━━━━━ Provided records

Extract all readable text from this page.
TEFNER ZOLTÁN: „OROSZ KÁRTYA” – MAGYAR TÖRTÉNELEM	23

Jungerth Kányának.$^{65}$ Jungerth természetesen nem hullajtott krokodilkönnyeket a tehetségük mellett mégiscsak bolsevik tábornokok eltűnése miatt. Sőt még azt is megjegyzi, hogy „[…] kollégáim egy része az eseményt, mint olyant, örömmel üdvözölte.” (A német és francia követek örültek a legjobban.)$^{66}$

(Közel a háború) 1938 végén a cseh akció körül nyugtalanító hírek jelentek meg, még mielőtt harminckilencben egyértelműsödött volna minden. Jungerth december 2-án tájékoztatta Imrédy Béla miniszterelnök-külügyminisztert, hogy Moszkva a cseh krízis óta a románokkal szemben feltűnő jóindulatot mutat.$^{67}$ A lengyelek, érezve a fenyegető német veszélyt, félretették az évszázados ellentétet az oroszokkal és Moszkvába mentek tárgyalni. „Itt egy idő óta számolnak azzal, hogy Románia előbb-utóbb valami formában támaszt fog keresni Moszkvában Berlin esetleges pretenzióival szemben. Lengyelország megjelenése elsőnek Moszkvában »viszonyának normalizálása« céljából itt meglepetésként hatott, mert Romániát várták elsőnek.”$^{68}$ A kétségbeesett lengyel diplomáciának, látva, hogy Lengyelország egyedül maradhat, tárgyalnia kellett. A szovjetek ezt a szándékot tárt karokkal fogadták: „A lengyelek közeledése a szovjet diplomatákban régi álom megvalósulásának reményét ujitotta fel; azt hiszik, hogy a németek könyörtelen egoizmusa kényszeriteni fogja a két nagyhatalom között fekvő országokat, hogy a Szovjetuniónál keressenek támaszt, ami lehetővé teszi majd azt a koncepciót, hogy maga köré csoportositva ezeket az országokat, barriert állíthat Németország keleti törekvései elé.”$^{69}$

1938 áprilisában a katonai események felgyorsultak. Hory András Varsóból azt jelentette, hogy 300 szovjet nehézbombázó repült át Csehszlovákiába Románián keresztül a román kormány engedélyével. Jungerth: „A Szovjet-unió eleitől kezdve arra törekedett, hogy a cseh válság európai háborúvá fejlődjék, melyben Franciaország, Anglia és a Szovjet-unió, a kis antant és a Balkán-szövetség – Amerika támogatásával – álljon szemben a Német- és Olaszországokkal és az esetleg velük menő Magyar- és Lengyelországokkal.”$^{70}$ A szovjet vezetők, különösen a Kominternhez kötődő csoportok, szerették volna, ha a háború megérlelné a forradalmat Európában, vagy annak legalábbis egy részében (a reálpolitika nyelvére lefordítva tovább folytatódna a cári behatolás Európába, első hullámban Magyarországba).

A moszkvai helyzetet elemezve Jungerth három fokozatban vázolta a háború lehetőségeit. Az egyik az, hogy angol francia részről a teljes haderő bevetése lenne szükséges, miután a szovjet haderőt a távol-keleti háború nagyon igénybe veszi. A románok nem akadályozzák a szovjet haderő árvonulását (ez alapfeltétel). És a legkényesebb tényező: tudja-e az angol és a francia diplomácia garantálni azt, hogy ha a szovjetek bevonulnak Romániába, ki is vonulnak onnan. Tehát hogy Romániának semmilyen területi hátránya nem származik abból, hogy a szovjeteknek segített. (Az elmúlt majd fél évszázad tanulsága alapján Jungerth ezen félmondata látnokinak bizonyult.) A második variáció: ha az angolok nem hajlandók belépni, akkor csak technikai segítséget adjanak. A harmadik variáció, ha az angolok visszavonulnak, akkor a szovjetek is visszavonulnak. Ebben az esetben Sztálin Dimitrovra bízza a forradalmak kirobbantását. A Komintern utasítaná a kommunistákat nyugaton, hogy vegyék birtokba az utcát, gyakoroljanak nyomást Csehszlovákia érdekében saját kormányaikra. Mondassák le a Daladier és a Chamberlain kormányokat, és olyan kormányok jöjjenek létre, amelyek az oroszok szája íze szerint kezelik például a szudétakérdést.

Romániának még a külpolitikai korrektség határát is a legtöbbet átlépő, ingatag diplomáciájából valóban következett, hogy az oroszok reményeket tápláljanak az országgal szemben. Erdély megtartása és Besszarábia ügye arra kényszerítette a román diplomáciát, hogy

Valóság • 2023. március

━━━━━━━━━━

● Exercise task
Give the listing again, word for word.

● Full response
Extract all readable text from this page.
TEFNER ZOLTÁN: „OROSZ KÁRTYA” – MAGYAR TÖRTÉNELEM	23

Jungerth Kányának.$^{65}$ Jungerth természetesen nem hullajtott krokodilkönnyeket a tehetségük mellett mégiscsak bolsevik tábornokok eltűnése miatt. Sőt még azt is megjegyzi, hogy „[…] kollégáim egy része az eseményt, mint olyant, örömmel üdvözölte.” (A német és francia követek örültek a legjobban.)$^{66}$

(Közel a háború) 1938 végén a cseh akció körül nyugtalanító hírek jelentek meg, még mielőtt harminckilencben egyértelműsödött volna minden. Jungerth december 2-án tájékoztatta Imrédy Béla miniszterelnök-külügyminisztert, hogy Moszkva a cseh krízis óta a románokkal szemben feltűnő jóindulatot mutat.$^{67}$ A lengyelek, érezve a fenyegető német veszélyt, félretették az évszázados ellentétet az oroszokkal és Moszkvába mentek tárgyalni. „Itt egy idő óta számolnak azzal, hogy Románia előbb-utóbb valami formában támaszt fog keresni Moszkvában Berlin esetleges pretenzióival szemben. Lengyelország megjelenése elsőnek Moszkvában »viszonyának normalizálása« céljából itt meglepetésként hatott, mert Romániát várták elsőnek.”$^{68}$ A kétségbeesett lengyel diplomáciának, látva, hogy Lengyelország egyedül maradhat, tárgyalnia kellett. A szovjetek ezt a szándékot tárt karokkal fogadták: „A lengyelek közeledése a szovjet diplomatákban régi álom megvalósulásának reményét ujitotta fel; azt hiszik, hogy a németek könyörtelen egoizmusa kényszeriteni fogja a két nagyhatalom között fekvő országokat, hogy a Szovjetuniónál keressenek támaszt, ami lehetővé teszi majd azt a koncepciót, hogy maga köré csoportositva ezeket az országokat, barriert állíthat Németország keleti törekvései elé.”$^{69}$

1938 áprilisában a katonai események felgyorsultak. Hory András Varsóból azt jelentette, hogy 300 szovjet nehézbombázó repült át Csehszlovákiába Románián keresztül a román kormány engedélyével. Jungerth: „A Szovjet-unió eleitől kezdve arra törekedett, hogy a cseh válság európai háborúvá fejlődjék, melyben Franciaország, Anglia és a Szovjet-unió, a kis antant és a Balkán-szövetség – Amerika támogatásával – álljon szemben a Német- és Olaszországokkal és az esetleg velük menő Magyar- és Lengyelországokkal.”$^{70}$ A szovjet vezetők, különösen a Kominternhez kötődő csoportok, szerették volna, ha a háború megérlelné a forradalmat Európában, vagy annak legalábbis egy részében (a reálpolitika nyelvére lefordítva tovább folytatódna a cári behatolás Európába, első hullámban Magyarországba).

A moszkvai helyzetet elemezve Jungerth három fokozatban vázolta a háború lehetőségeit. Az egyik az, hogy angol francia részről a teljes haderő bevetése lenne szükséges, miután a szovjet haderőt a távol-keleti háború nagyon igénybe veszi. A románok nem akadályozzák a szovjet haderő árvonulását (ez alapfeltétel). És a legkényesebb tényező: tudja-e az angol és a francia diplomácia garantálni azt, hogy ha a szovjetek bevonulnak Romániába, ki is vonulnak onnan. Tehát hogy Romániának semmilyen területi hátránya nem származik abból, hogy a szovjeteknek segített. (Az elmúlt majd fél évszázad tanulsága alapján Jungerth ezen félmondata látnokinak bizonyult.) A második variáció: ha az angolok nem hajlandók belépni, akkor csak technikai segítséget adjanak. A harmadik variáció, ha az angolok visszavonulnak, akkor a szovjetek is visszavonulnak. Ebben az esetben Sztálin Dimitrovra bízza a forradalmak kirobbantását. A Komintern utasítaná a kommunistákat nyugaton, hogy vegyék birtokba az utcát, gyakoroljanak nyomást Csehszlovákia érdekében saját kormányaikra. Mondassák le a Daladier és a Chamberlain kormányokat, és olyan kormányok jöjjenek létre, amelyek az oroszok szája íze szerint kezelik például a szudétakérdést.

Romániának még a külpolitikai korrektség határát is a legtöbbet átlépő, ingatag diplomáciájából valóban következett, hogy az oroszok reményeket tápláljanak az országgal szemben. Erdély megtartása és Besszarábia ügye arra kényszerítette a román diplomáciát, hogy

Valóság • 2023. március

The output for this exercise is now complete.